Aşağıdaki tüm satırlarda "legend-entry" ifadesini her geçtiği yerde "legend-item" ile değiştirerek satırları yeniden yazınız; geri kalan hiçbir şeyi değiştirmeyiniz ve resimleri yanıtınıza almayınız.

Mekânsal işaretleme kayıtları
┌────────

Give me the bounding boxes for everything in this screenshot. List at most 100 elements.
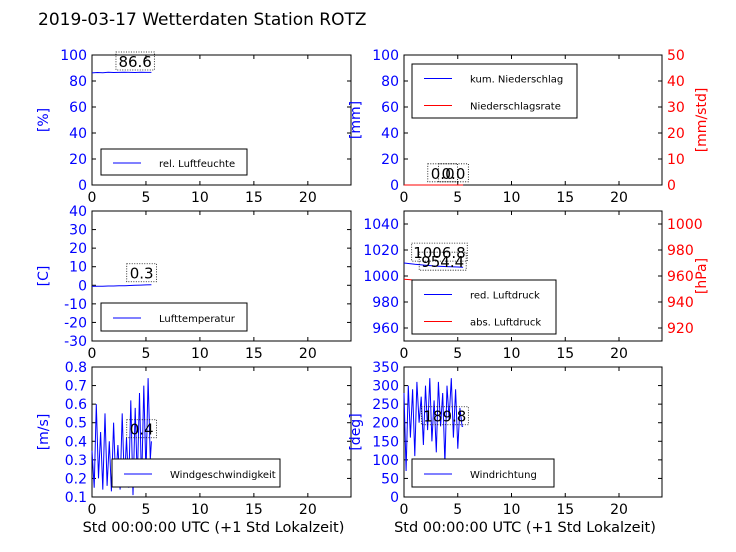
precip-xtick-label: 5 [453,190,462,206]
winddir-ytick-label: 100 [372,453,399,469]
windspeed-ytick-label: 0.2 [65,471,87,487]
pressure-ytick-label: 960 [372,321,399,337]
humidity-annotation: 86.6 [118,53,151,71]
temperature-legend-box [100,302,248,332]
windspeed-xtick-label: 10 [191,502,209,518]
humidity-ytick-label: 20 [69,152,87,168]
pressure-ytick-label: 1020 [363,243,399,259]
precip-ytick-label: 20 [381,152,399,168]
windspeed-ylabel: [m/s] [36,414,52,451]
temperature-series-0-line [91,284,152,287]
winddir-ytick-label: 300 [372,379,399,395]
humidity-xtick-label: 15 [245,190,263,206]
winddir-ytick-label: 250 [372,397,399,413]
windspeed-xtick-label: 0 [88,502,97,518]
pressure-ytick2-label: 940 [667,295,694,311]
winddir-ytick-label: 0 [390,490,399,506]
windspeed-axes-frame [91,366,352,498]
windspeed-xlabel: Std 00:00:00 UTC (+1 Std Lokalzeit) [83,520,345,536]
pressure-annotation-box [418,251,467,271]
winddir-xtick-label: 0 [400,502,409,518]
humidity-axes-frame [91,54,352,186]
windspeed-ytick-label: 0.8 [65,360,87,376]
winddir-xtick-label: 5 [453,502,462,518]
temperature-ytick-label: -30 [64,334,87,350]
precip-legend-entry: kum. Niederschlag [470,75,563,86]
precip-ytick-label: 60 [381,100,399,116]
windspeed-ytick-label: 0.4 [65,434,87,450]
precip-ytick2-label: 40 [667,74,685,90]
figure-title: 2019-03-17 Wetterdaten Station ROTZ [38,10,367,30]
humidity-xtick-label: 10 [191,190,209,206]
pressure-ytick2-label: 960 [667,269,694,285]
precip-ytick2-label: 20 [667,126,685,142]
temperature-xtick-label: 15 [245,346,263,362]
temperature-ytick-label: 20 [69,241,87,257]
windspeed-ytick-label: 0.1 [65,490,87,506]
winddir-legend-entry: Windrichtung [470,470,537,481]
precip-ylabel2: [mm/std] [694,88,710,153]
humidity-legend-entry: rel. Luftfeuchte [159,159,235,170]
precip-ytick-label: 100 [372,48,399,64]
pressure-xtick-label: 15 [556,346,574,362]
pressure-ytick-label: 980 [372,295,399,311]
precip-xtick-label: 15 [556,190,574,206]
pressure-legend-entry: abs. Luftdruck [470,318,541,329]
pressure-annotation: 954.4 [421,253,464,271]
humidity-xtick-label: 20 [299,190,317,206]
pressure-legend-box [411,279,557,335]
precip-annotation-box [438,163,469,183]
humidity-ytick-label: 40 [69,126,87,142]
winddir-xtick-label: 15 [556,502,574,518]
pressure-xtick-label: 5 [453,346,462,362]
winddir-xlabel: Std 00:00:00 UTC (+1 Std Lokalzeit) [394,520,656,536]
humidity-ytick-label: 0 [78,178,87,194]
precip-ytick-label: 80 [381,74,399,90]
windspeed-xtick-label: 20 [299,502,317,518]
precip-annotation: 0.0 [442,165,466,183]
humidity-series-0-line [91,71,152,74]
temperature-xtick-label: 0 [88,346,97,362]
precip-ytick-label: 0 [390,178,399,194]
humidity-ylabel: [%] [36,108,52,132]
temperature-ytick-label: -10 [64,297,87,313]
temperature-ytick-label: 40 [69,204,87,220]
winddir-ytick-label: 200 [372,416,399,432]
humidity-legend-box [100,148,248,176]
humidity-ytick-label: 80 [69,74,87,90]
pressure-ytick2-label: 980 [667,243,694,259]
pressure-xtick-label: 20 [610,346,628,362]
windspeed-series-0-line [91,378,152,496]
winddir-xtick-label: 10 [503,502,521,518]
precip-ytick2-label: 50 [667,48,685,64]
precip-ytick2-label: 30 [667,100,685,116]
pressure-annotation: 1006.8 [413,244,466,262]
temperature-annotation: 0.3 [130,265,154,283]
windspeed-ytick-label: 0.3 [65,453,87,469]
precip-xtick-label: 20 [610,190,628,206]
winddir-ytick-label: 150 [372,434,399,450]
temperature-xtick-label: 10 [191,346,209,362]
precip-ylabel: [mm] [348,101,364,139]
pressure-ytick2-label: 1000 [667,217,703,233]
winddir-axes-frame [403,366,663,498]
winddir-annotation: 189.8 [423,408,466,426]
humidity-xtick-label: 0 [88,190,97,206]
precip-ytick2-label: 0 [667,178,676,194]
temperature-ytick-label: 30 [69,223,87,239]
temperature-ytick-label: 10 [69,260,87,276]
precip-ytick2-label: 10 [667,152,685,168]
precip-xtick-label: 10 [503,190,521,206]
pressure-ytick2-label: 920 [667,321,694,337]
pressure-xtick-label: 10 [503,346,521,362]
temperature-xtick-label: 5 [141,346,150,362]
temperature-axes-frame [91,210,352,342]
pressure-ylabel2: [hPa] [694,258,710,294]
windspeed-annotation-box [126,419,157,439]
precip-legend-box [411,63,578,119]
pressure-annotation-box [411,242,468,262]
temperature-legend-entry: Lufttemperatur [159,314,236,325]
winddir-xtick-label: 20 [610,502,628,518]
winddir-annotation-box [420,406,469,426]
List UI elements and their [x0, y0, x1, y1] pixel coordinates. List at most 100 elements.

└────────

*Alıştırma yanıtı*:
Give me the bounding boxes for everything in this screenshot. List at most 100 elements.
precip-xtick-label: 5 [453,190,462,206]
winddir-ytick-label: 100 [372,453,399,469]
windspeed-ytick-label: 0.2 [65,471,87,487]
pressure-ytick-label: 960 [372,321,399,337]
humidity-annotation: 86.6 [118,53,151,71]
temperature-legend-box [100,302,248,332]
windspeed-xtick-label: 10 [191,502,209,518]
humidity-ytick-label: 20 [69,152,87,168]
pressure-ytick-label: 1020 [363,243,399,259]
precip-ytick-label: 20 [381,152,399,168]
windspeed-ylabel: [m/s] [36,414,52,451]
temperature-series-0-line [91,284,152,287]
winddir-ytick-label: 300 [372,379,399,395]
humidity-xtick-label: 15 [245,190,263,206]
winddir-ytick-label: 250 [372,397,399,413]
windspeed-xtick-label: 0 [88,502,97,518]
pressure-ytick2-label: 940 [667,295,694,311]
winddir-ytick-label: 0 [390,490,399,506]
windspeed-axes-frame [91,366,352,498]
windspeed-xlabel: Std 00:00:00 UTC (+1 Std Lokalzeit) [83,520,345,536]
pressure-annotation-box [418,251,467,271]
winddir-xtick-label: 0 [400,502,409,518]
humidity-axes-frame [91,54,352,186]
windspeed-ytick-label: 0.8 [65,360,87,376]
winddir-xtick-label: 5 [453,502,462,518]
temperature-ytick-label: -30 [64,334,87,350]
precip-legend-item: kum. Niederschlag [470,75,563,86]
precip-ytick-label: 60 [381,100,399,116]
windspeed-ytick-label: 0.4 [65,434,87,450]
precip-ytick2-label: 40 [667,74,685,90]
figure-title: 2019-03-17 Wetterdaten Station ROTZ [38,10,367,30]
humidity-xtick-label: 10 [191,190,209,206]
pressure-ytick2-label: 960 [667,269,694,285]
precip-ytick2-label: 20 [667,126,685,142]
temperature-xtick-label: 15 [245,346,263,362]
temperature-ytick-label: 20 [69,241,87,257]
windspeed-ytick-label: 0.1 [65,490,87,506]
winddir-legend-item: Windrichtung [470,470,537,481]
precip-ylabel2: [mm/std] [694,88,710,153]
humidity-legend-item: rel. Luftfeuchte [159,159,235,170]
precip-ytick-label: 100 [372,48,399,64]
pressure-xtick-label: 15 [556,346,574,362]
pressure-ytick-label: 980 [372,295,399,311]
precip-xtick-label: 15 [556,190,574,206]
pressure-legend-item: abs. Luftdruck [470,318,541,329]
pressure-annotation: 954.4 [421,253,464,271]
humidity-xtick-label: 20 [299,190,317,206]
pressure-legend-box [411,279,557,335]
precip-annotation-box [438,163,469,183]
humidity-ytick-label: 40 [69,126,87,142]
winddir-xtick-label: 15 [556,502,574,518]
pressure-xtick-label: 5 [453,346,462,362]
winddir-xlabel: Std 00:00:00 UTC (+1 Std Lokalzeit) [394,520,656,536]
humidity-ytick-label: 0 [78,178,87,194]
precip-ytick-label: 80 [381,74,399,90]
windspeed-xtick-label: 20 [299,502,317,518]
precip-annotation: 0.0 [442,165,466,183]
humidity-series-0-line [91,71,152,74]
temperature-xtick-label: 0 [88,346,97,362]
precip-ytick-label: 0 [390,178,399,194]
humidity-ylabel: [%] [36,108,52,132]
temperature-ytick-label: -10 [64,297,87,313]
temperature-ytick-label: 40 [69,204,87,220]
winddir-ytick-label: 200 [372,416,399,432]
humidity-legend-box [100,148,248,176]
humidity-ytick-label: 80 [69,74,87,90]
pressure-ytick2-label: 980 [667,243,694,259]
pressure-xtick-label: 20 [610,346,628,362]
windspeed-series-0-line [91,378,152,496]
winddir-xtick-label: 10 [503,502,521,518]
precip-ytick2-label: 50 [667,48,685,64]
precip-ytick2-label: 30 [667,100,685,116]
pressure-annotation: 1006.8 [413,244,466,262]
temperature-annotation: 0.3 [130,265,154,283]
windspeed-ytick-label: 0.3 [65,453,87,469]
precip-xtick-label: 20 [610,190,628,206]
winddir-ytick-label: 150 [372,434,399,450]
temperature-xtick-label: 10 [191,346,209,362]
precip-ylabel: [mm] [348,101,364,139]
pressure-ytick2-label: 1000 [667,217,703,233]
winddir-axes-frame [403,366,663,498]
winddir-annotation: 189.8 [423,408,466,426]
humidity-xtick-label: 0 [88,190,97,206]
precip-ytick2-label: 0 [667,178,676,194]
temperature-ytick-label: 30 [69,223,87,239]
temperature-ytick-label: 10 [69,260,87,276]
precip-ytick2-label: 10 [667,152,685,168]
precip-xtick-label: 10 [503,190,521,206]
pressure-ytick2-label: 920 [667,321,694,337]
pressure-xtick-label: 10 [503,346,521,362]
temperature-xtick-label: 5 [141,346,150,362]
temperature-axes-frame [91,210,352,342]
pressure-ylabel2: [hPa] [694,258,710,294]
windspeed-annotation-box [126,419,157,439]
precip-legend-box [411,63,578,119]
pressure-annotation-box [411,242,468,262]
temperature-legend-item: Lufttemperatur [159,314,236,325]
winddir-xtick-label: 20 [610,502,628,518]
winddir-annotation-box [420,406,469,426]
List UI elements and their [x0, y0, x1, y1] pixel coordinates. List at most 100 elements.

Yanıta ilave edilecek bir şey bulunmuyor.